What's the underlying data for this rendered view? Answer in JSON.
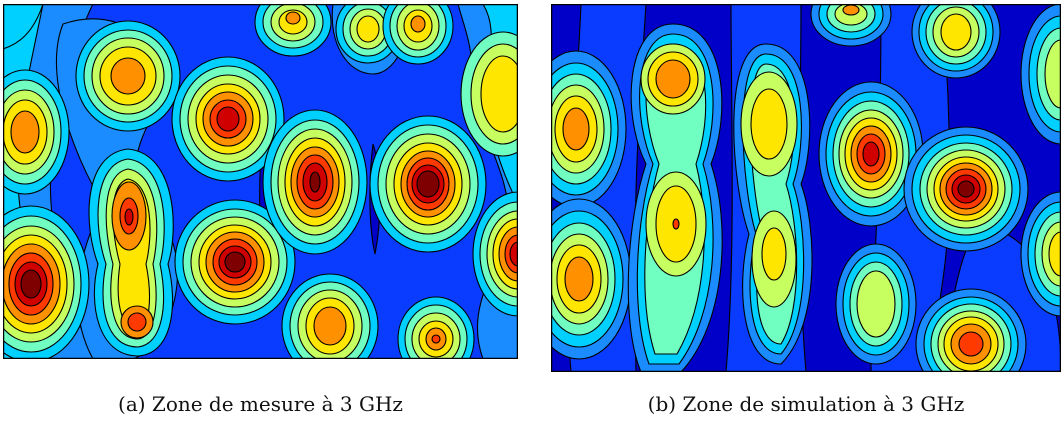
{
  "figure": {
    "panels": [
      {
        "caption": "(a) Zone de mesure à 3 GHz"
      },
      {
        "caption": "(b) Zone de simulation à 3 GHz"
      }
    ]
  },
  "colormap": [
    "#00007f",
    "#0000c8",
    "#0a3cff",
    "#1a8cff",
    "#00d0ff",
    "#70ffc0",
    "#c8ff60",
    "#ffe600",
    "#ff9000",
    "#ff3a00",
    "#d00000",
    "#7f0000"
  ]
}
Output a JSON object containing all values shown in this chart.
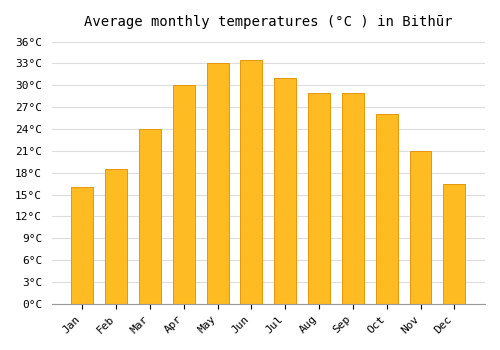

(Exercise objective) Copy out all the entries exactly. Images stay out of the copy.

(Problem solution)
What's the underlying data for this rendered view? Answer in JSON.
{
  "figure": {
    "panels": [
      {
        "caption": "(a) Zone de mesure à 3 GHz"
      },
      {
        "caption": "(b) Zone de simulation à 3 GHz"
      }
    ]
  },
  "colormap": [
    "#00007f",
    "#0000c8",
    "#0a3cff",
    "#1a8cff",
    "#00d0ff",
    "#70ffc0",
    "#c8ff60",
    "#ffe600",
    "#ff9000",
    "#ff3a00",
    "#d00000",
    "#7f0000"
  ]
}
Output a JSON object containing all values shown in this chart.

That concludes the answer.